Do this: Repeat every line below exactly as it reads.

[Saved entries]
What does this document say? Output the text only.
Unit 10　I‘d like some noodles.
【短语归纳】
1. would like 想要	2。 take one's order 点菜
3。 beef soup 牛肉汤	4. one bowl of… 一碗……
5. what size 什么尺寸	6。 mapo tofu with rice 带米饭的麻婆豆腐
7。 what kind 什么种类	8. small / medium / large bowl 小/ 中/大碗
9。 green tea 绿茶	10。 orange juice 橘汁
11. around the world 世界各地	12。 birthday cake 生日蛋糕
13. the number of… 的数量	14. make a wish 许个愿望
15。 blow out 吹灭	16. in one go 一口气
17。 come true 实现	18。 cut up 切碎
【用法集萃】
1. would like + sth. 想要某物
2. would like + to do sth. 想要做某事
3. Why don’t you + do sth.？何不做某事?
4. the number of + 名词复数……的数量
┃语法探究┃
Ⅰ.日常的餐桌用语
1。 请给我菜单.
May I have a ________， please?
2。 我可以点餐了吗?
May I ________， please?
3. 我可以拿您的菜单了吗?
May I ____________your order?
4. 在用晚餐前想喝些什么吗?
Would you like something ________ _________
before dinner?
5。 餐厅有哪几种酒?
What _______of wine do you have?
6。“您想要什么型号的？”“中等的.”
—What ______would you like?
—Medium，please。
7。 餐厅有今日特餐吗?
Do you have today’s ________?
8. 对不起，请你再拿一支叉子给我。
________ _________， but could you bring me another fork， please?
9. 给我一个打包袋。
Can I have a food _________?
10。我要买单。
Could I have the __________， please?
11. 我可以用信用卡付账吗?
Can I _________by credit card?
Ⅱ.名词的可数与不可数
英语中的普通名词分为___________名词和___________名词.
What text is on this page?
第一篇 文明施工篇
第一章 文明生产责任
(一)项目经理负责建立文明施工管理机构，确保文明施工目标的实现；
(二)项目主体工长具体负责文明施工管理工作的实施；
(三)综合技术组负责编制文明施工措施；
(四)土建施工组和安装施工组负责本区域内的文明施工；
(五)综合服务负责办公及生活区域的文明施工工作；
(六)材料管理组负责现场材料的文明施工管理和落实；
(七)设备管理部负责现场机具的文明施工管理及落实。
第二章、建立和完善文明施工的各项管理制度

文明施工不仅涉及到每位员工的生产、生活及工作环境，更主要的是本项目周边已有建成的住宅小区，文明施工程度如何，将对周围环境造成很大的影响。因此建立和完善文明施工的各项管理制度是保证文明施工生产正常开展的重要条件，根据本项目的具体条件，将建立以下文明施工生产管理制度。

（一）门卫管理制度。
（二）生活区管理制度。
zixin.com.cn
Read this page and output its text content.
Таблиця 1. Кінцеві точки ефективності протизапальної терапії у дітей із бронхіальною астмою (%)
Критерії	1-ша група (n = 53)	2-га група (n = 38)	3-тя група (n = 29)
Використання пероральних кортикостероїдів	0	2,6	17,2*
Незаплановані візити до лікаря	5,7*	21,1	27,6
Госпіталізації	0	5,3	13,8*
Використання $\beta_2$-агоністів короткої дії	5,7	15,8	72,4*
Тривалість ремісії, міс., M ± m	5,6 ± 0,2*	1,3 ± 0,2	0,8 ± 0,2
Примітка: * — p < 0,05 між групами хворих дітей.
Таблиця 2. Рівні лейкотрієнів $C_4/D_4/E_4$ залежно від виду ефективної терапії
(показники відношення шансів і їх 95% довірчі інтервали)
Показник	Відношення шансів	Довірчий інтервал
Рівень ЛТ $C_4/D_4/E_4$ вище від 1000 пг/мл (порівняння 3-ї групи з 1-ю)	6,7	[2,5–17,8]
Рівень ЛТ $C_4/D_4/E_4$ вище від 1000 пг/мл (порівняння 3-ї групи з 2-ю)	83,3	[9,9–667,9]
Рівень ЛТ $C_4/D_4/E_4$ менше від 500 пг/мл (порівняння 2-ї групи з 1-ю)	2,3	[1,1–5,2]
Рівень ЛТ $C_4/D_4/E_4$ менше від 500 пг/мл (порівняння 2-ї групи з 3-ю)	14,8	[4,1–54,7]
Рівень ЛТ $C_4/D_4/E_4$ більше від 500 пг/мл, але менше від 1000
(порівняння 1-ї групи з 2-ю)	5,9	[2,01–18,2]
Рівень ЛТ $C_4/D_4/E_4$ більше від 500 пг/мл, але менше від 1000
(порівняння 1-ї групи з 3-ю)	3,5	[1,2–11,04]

Written solution:
What does this document say? Output the text only.
Unit 10　I‘d like some noodles.
【短语归纳】
1. would like 想要	2。 take one's order 点菜
3。 beef soup 牛肉汤	4. one bowl of… 一碗……
5. what size 什么尺寸	6。 mapo tofu with rice 带米饭的麻婆豆腐
7。 what kind 什么种类	8. small / medium / large bowl 小/ 中/大碗
9。 green tea 绿茶	10。 orange juice 橘汁
11. around the world 世界各地	12。 birthday cake 生日蛋糕
13. the number of… 的数量	14. make a wish 许个愿望
15。 blow out 吹灭	16. in one go 一口气
17。 come true 实现	18。 cut up 切碎
【用法集萃】
1. would like + sth. 想要某物
2. would like + to do sth. 想要做某事
3. Why don’t you + do sth.？何不做某事?
4. the number of + 名词复数……的数量
┃语法探究┃
Ⅰ.日常的餐桌用语
1。 请给我菜单.
May I have a ________， please?
2。 我可以点餐了吗?
May I ________， please?
3. 我可以拿您的菜单了吗?
May I ____________your order?
4. 在用晚餐前想喝些什么吗?
Would you like something ________ _________
before dinner?
5。 餐厅有哪几种酒?
What _______of wine do you have?
6。“您想要什么型号的？”“中等的.”
—What ______would you like?
—Medium，please。
7。 餐厅有今日特餐吗?
Do you have today’s ________?
8. 对不起，请你再拿一支叉子给我。
________ _________， but could you bring me another fork， please?
9. 给我一个打包袋。
Can I have a food _________?
10。我要买单。
Could I have the __________， please?
11. 我可以用信用卡付账吗?
Can I _________by credit card?
Ⅱ.名词的可数与不可数
英语中的普通名词分为___________名词和___________名词.
What text is on this page?
第一篇 文明施工篇
第一章 文明生产责任
(一)项目经理负责建立文明施工管理机构，确保文明施工目标的实现；
(二)项目主体工长具体负责文明施工管理工作的实施；
(三)综合技术组负责编制文明施工措施；
(四)土建施工组和安装施工组负责本区域内的文明施工；
(五)综合服务负责办公及生活区域的文明施工工作；
(六)材料管理组负责现场材料的文明施工管理和落实；
(七)设备管理部负责现场机具的文明施工管理及落实。
第二章、建立和完善文明施工的各项管理制度

文明施工不仅涉及到每位员工的生产、生活及工作环境，更主要的是本项目周边已有建成的住宅小区，文明施工程度如何，将对周围环境造成很大的影响。因此建立和完善文明施工的各项管理制度是保证文明施工生产正常开展的重要条件，根据本项目的具体条件，将建立以下文明施工生产管理制度。

（一）门卫管理制度。
（二）生活区管理制度。
zixin.com.cn
Read this page and output its text content.
Таблиця 1. Кінцеві точки ефективності протизапальної терапії у дітей із бронхіальною астмою (%)
Критерії	1-ша група (n = 53)	2-га група (n = 38)	3-тя група (n = 29)
Використання пероральних кортикостероїдів	0	2,6	17,2*
Незаплановані візити до лікаря	5,7*	21,1	27,6
Госпіталізації	0	5,3	13,8*
Використання $\beta_2$-агоністів короткої дії	5,7	15,8	72,4*
Тривалість ремісії, міс., M ± m	5,6 ± 0,2*	1,3 ± 0,2	0,8 ± 0,2
Примітка: * — p < 0,05 між групами хворих дітей.
Таблиця 2. Рівні лейкотрієнів $C_4/D_4/E_4$ залежно від виду ефективної терапії
(показники відношення шансів і їх 95% довірчі інтервали)
Показник	Відношення шансів	Довірчий інтервал
Рівень ЛТ $C_4/D_4/E_4$ вище від 1000 пг/мл (порівняння 3-ї групи з 1-ю)	6,7	[2,5–17,8]
Рівень ЛТ $C_4/D_4/E_4$ вище від 1000 пг/мл (порівняння 3-ї групи з 2-ю)	83,3	[9,9–667,9]
Рівень ЛТ $C_4/D_4/E_4$ менше від 500 пг/мл (порівняння 2-ї групи з 1-ю)	2,3	[1,1–5,2]
Рівень ЛТ $C_4/D_4/E_4$ менше від 500 пг/мл (порівняння 2-ї групи з 3-ю)	14,8	[4,1–54,7]
Рівень ЛТ $C_4/D_4/E_4$ більше від 500 пг/мл, але менше від 1000
(порівняння 1-ї групи з 2-ю)	5,9	[2,01–18,2]
Рівень ЛТ $C_4/D_4/E_4$ більше від 500 пг/мл, але менше від 1000
(порівняння 1-ї групи з 3-ю)	3,5	[1,2–11,04]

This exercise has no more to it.